* [Supplied data]
>>>>
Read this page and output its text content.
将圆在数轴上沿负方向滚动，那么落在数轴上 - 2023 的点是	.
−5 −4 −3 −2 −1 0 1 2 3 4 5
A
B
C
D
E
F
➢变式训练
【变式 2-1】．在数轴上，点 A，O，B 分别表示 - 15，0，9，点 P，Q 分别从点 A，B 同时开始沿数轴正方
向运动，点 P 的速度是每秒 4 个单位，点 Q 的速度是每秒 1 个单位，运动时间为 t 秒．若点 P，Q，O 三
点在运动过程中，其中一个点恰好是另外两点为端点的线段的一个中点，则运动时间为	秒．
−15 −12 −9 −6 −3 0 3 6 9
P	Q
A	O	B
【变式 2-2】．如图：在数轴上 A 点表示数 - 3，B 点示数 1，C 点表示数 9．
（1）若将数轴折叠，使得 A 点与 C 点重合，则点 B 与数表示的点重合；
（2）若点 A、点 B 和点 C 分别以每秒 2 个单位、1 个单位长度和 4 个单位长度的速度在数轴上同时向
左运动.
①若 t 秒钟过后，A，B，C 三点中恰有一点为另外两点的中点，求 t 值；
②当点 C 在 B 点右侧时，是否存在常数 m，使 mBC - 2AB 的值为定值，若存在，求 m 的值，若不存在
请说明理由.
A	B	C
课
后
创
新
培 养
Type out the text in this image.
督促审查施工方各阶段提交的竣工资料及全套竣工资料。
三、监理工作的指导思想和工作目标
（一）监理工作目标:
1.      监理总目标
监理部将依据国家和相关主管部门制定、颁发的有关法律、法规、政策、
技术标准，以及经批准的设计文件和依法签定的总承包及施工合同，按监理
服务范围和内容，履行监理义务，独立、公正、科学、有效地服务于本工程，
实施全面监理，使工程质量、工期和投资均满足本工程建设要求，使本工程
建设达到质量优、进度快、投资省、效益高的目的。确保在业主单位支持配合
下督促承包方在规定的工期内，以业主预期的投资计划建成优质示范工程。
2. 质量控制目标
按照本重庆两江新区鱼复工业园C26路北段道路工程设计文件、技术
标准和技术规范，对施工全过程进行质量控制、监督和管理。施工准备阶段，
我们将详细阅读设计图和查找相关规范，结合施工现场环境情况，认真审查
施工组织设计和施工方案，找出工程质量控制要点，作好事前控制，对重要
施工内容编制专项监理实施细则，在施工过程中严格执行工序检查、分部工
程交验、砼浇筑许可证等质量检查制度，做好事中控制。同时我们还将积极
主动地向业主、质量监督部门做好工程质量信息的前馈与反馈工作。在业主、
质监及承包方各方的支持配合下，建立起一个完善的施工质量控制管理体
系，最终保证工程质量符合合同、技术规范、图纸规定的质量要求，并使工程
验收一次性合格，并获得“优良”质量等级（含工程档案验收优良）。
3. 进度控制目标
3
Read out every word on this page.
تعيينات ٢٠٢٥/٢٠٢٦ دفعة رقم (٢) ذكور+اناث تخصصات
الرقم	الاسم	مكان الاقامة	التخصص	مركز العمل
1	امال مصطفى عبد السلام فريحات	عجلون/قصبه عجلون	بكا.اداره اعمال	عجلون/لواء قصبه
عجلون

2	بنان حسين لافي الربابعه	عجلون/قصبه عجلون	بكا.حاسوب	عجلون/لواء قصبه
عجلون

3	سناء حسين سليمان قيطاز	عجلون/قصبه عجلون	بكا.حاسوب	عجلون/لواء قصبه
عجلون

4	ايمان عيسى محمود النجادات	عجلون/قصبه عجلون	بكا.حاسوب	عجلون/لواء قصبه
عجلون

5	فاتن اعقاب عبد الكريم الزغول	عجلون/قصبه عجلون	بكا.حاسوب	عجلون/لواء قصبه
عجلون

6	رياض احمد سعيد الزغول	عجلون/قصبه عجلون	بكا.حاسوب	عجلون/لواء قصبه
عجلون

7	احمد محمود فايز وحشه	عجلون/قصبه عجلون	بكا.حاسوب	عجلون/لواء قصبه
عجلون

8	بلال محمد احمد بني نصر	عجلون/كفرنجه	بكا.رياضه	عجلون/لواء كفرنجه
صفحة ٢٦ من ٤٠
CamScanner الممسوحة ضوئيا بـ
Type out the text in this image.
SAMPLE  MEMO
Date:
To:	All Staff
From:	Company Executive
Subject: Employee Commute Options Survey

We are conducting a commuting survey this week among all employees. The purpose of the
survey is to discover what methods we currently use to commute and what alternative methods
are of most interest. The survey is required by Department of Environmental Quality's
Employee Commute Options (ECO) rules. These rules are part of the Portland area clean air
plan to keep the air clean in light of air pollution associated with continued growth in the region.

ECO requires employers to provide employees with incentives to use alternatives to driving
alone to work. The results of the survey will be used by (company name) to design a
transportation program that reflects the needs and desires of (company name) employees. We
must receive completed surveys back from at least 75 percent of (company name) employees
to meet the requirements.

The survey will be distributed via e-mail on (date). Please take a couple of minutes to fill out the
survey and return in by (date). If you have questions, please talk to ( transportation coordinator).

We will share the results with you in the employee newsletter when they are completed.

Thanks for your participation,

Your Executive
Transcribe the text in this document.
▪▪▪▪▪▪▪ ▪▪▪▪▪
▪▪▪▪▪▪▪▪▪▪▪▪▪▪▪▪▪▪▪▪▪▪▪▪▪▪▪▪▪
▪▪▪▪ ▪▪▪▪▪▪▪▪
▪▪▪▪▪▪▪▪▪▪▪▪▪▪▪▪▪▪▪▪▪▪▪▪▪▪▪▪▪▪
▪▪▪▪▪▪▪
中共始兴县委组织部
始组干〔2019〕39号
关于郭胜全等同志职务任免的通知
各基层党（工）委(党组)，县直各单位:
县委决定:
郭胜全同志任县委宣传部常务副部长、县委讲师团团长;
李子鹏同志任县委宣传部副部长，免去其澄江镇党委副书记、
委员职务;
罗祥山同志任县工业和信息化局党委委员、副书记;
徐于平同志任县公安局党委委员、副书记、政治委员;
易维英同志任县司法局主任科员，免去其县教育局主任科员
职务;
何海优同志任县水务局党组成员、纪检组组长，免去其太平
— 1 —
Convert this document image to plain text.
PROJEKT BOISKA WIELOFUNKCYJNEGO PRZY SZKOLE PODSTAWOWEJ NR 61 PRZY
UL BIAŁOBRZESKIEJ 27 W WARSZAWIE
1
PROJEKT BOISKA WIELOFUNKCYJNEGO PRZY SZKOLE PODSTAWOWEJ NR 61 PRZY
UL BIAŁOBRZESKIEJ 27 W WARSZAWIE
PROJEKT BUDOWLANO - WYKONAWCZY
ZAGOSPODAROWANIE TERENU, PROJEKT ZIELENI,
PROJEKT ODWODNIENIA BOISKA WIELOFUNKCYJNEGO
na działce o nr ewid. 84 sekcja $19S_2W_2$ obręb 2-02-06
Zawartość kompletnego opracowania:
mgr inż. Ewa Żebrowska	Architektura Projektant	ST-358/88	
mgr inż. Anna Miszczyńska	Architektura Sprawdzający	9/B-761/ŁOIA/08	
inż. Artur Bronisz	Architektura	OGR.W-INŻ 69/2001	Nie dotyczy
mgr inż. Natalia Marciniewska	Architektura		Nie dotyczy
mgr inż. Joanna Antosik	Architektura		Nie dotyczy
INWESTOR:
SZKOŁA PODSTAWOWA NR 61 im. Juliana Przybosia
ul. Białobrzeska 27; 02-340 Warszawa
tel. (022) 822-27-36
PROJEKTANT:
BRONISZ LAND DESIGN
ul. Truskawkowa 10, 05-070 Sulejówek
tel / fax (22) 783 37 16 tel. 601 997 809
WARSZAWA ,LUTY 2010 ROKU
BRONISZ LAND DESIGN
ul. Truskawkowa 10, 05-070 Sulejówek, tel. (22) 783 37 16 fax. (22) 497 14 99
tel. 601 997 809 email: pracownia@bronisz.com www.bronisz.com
<<<<
* [Given request] The records above need to be transcribed in full. Keep every character unchanged.

* [Response to the exercise]
Read this page and output its text content.
将圆在数轴上沿负方向滚动，那么落在数轴上 - 2023 的点是	.
−5 −4 −3 −2 −1 0 1 2 3 4 5
A
B
C
D
E
F
➢变式训练
【变式 2-1】．在数轴上，点 A，O，B 分别表示 - 15，0，9，点 P，Q 分别从点 A，B 同时开始沿数轴正方
向运动，点 P 的速度是每秒 4 个单位，点 Q 的速度是每秒 1 个单位，运动时间为 t 秒．若点 P，Q，O 三
点在运动过程中，其中一个点恰好是另外两点为端点的线段的一个中点，则运动时间为	秒．
−15 −12 −9 −6 −3 0 3 6 9
P	Q
A	O	B
【变式 2-2】．如图：在数轴上 A 点表示数 - 3，B 点示数 1，C 点表示数 9．
（1）若将数轴折叠，使得 A 点与 C 点重合，则点 B 与数表示的点重合；
（2）若点 A、点 B 和点 C 分别以每秒 2 个单位、1 个单位长度和 4 个单位长度的速度在数轴上同时向
左运动.
①若 t 秒钟过后，A，B，C 三点中恰有一点为另外两点的中点，求 t 值；
②当点 C 在 B 点右侧时，是否存在常数 m，使 mBC - 2AB 的值为定值，若存在，求 m 的值，若不存在
请说明理由.
A	B	C
课
后
创
新
培 养
Type out the text in this image.
督促审查施工方各阶段提交的竣工资料及全套竣工资料。
三、监理工作的指导思想和工作目标
（一）监理工作目标:
1.      监理总目标
监理部将依据国家和相关主管部门制定、颁发的有关法律、法规、政策、
技术标准，以及经批准的设计文件和依法签定的总承包及施工合同，按监理
服务范围和内容，履行监理义务，独立、公正、科学、有效地服务于本工程，
实施全面监理，使工程质量、工期和投资均满足本工程建设要求，使本工程
建设达到质量优、进度快、投资省、效益高的目的。确保在业主单位支持配合
下督促承包方在规定的工期内，以业主预期的投资计划建成优质示范工程。
2. 质量控制目标
按照本重庆两江新区鱼复工业园C26路北段道路工程设计文件、技术
标准和技术规范，对施工全过程进行质量控制、监督和管理。施工准备阶段，
我们将详细阅读设计图和查找相关规范，结合施工现场环境情况，认真审查
施工组织设计和施工方案，找出工程质量控制要点，作好事前控制，对重要
施工内容编制专项监理实施细则，在施工过程中严格执行工序检查、分部工
程交验、砼浇筑许可证等质量检查制度，做好事中控制。同时我们还将积极
主动地向业主、质量监督部门做好工程质量信息的前馈与反馈工作。在业主、
质监及承包方各方的支持配合下，建立起一个完善的施工质量控制管理体
系，最终保证工程质量符合合同、技术规范、图纸规定的质量要求，并使工程
验收一次性合格，并获得“优良”质量等级（含工程档案验收优良）。
3. 进度控制目标
3
Read out every word on this page.
تعيينات ٢٠٢٥/٢٠٢٦ دفعة رقم (٢) ذكور+اناث تخصصات
الرقم	الاسم	مكان الاقامة	التخصص	مركز العمل
1	امال مصطفى عبد السلام فريحات	عجلون/قصبه عجلون	بكا.اداره اعمال	عجلون/لواء قصبه
عجلون

2	بنان حسين لافي الربابعه	عجلون/قصبه عجلون	بكا.حاسوب	عجلون/لواء قصبه
عجلون

3	سناء حسين سليمان قيطاز	عجلون/قصبه عجلون	بكا.حاسوب	عجلون/لواء قصبه
عجلون

4	ايمان عيسى محمود النجادات	عجلون/قصبه عجلون	بكا.حاسوب	عجلون/لواء قصبه
عجلون

5	فاتن اعقاب عبد الكريم الزغول	عجلون/قصبه عجلون	بكا.حاسوب	عجلون/لواء قصبه
عجلون

6	رياض احمد سعيد الزغول	عجلون/قصبه عجلون	بكا.حاسوب	عجلون/لواء قصبه
عجلون

7	احمد محمود فايز وحشه	عجلون/قصبه عجلون	بكا.حاسوب	عجلون/لواء قصبه
عجلون

8	بلال محمد احمد بني نصر	عجلون/كفرنجه	بكا.رياضه	عجلون/لواء كفرنجه
صفحة ٢٦ من ٤٠
CamScanner الممسوحة ضوئيا بـ
Type out the text in this image.
SAMPLE  MEMO
Date:
To:	All Staff
From:	Company Executive
Subject: Employee Commute Options Survey

We are conducting a commuting survey this week among all employees. The purpose of the
survey is to discover what methods we currently use to commute and what alternative methods
are of most interest. The survey is required by Department of Environmental Quality's
Employee Commute Options (ECO) rules. These rules are part of the Portland area clean air
plan to keep the air clean in light of air pollution associated with continued growth in the region.

ECO requires employers to provide employees with incentives to use alternatives to driving
alone to work. The results of the survey will be used by (company name) to design a
transportation program that reflects the needs and desires of (company name) employees. We
must receive completed surveys back from at least 75 percent of (company name) employees
to meet the requirements.

The survey will be distributed via e-mail on (date). Please take a couple of minutes to fill out the
survey and return in by (date). If you have questions, please talk to ( transportation coordinator).

We will share the results with you in the employee newsletter when they are completed.

Thanks for your participation,

Your Executive
Transcribe the text in this document.
▪▪▪▪▪▪▪ ▪▪▪▪▪
▪▪▪▪▪▪▪▪▪▪▪▪▪▪▪▪▪▪▪▪▪▪▪▪▪▪▪▪▪
▪▪▪▪ ▪▪▪▪▪▪▪▪
▪▪▪▪▪▪▪▪▪▪▪▪▪▪▪▪▪▪▪▪▪▪▪▪▪▪▪▪▪▪
▪▪▪▪▪▪▪
中共始兴县委组织部
始组干〔2019〕39号
关于郭胜全等同志职务任免的通知
各基层党（工）委(党组)，县直各单位:
县委决定:
郭胜全同志任县委宣传部常务副部长、县委讲师团团长;
李子鹏同志任县委宣传部副部长，免去其澄江镇党委副书记、
委员职务;
罗祥山同志任县工业和信息化局党委委员、副书记;
徐于平同志任县公安局党委委员、副书记、政治委员;
易维英同志任县司法局主任科员，免去其县教育局主任科员
职务;
何海优同志任县水务局党组成员、纪检组组长，免去其太平
— 1 —
Convert this document image to plain text.
PROJEKT BOISKA WIELOFUNKCYJNEGO PRZY SZKOLE PODSTAWOWEJ NR 61 PRZY
UL BIAŁOBRZESKIEJ 27 W WARSZAWIE
1
PROJEKT BOISKA WIELOFUNKCYJNEGO PRZY SZKOLE PODSTAWOWEJ NR 61 PRZY
UL BIAŁOBRZESKIEJ 27 W WARSZAWIE
PROJEKT BUDOWLANO - WYKONAWCZY
ZAGOSPODAROWANIE TERENU, PROJEKT ZIELENI,
PROJEKT ODWODNIENIA BOISKA WIELOFUNKCYJNEGO
na działce o nr ewid. 84 sekcja $19S_2W_2$ obręb 2-02-06
Zawartość kompletnego opracowania:
mgr inż. Ewa Żebrowska	Architektura Projektant	ST-358/88	
mgr inż. Anna Miszczyńska	Architektura Sprawdzający	9/B-761/ŁOIA/08	
inż. Artur Bronisz	Architektura	OGR.W-INŻ 69/2001	Nie dotyczy
mgr inż. Natalia Marciniewska	Architektura		Nie dotyczy
mgr inż. Joanna Antosik	Architektura		Nie dotyczy
INWESTOR:
SZKOŁA PODSTAWOWA NR 61 im. Juliana Przybosia
ul. Białobrzeska 27; 02-340 Warszawa
tel. (022) 822-27-36
PROJEKTANT:
BRONISZ LAND DESIGN
ul. Truskawkowa 10, 05-070 Sulejówek
tel / fax (22) 783 37 16 tel. 601 997 809
WARSZAWA ,LUTY 2010 ROKU
BRONISZ LAND DESIGN
ul. Truskawkowa 10, 05-070 Sulejówek, tel. (22) 783 37 16 fax. (22) 497 14 99
tel. 601 997 809 email: pracownia@bronisz.com www.bronisz.com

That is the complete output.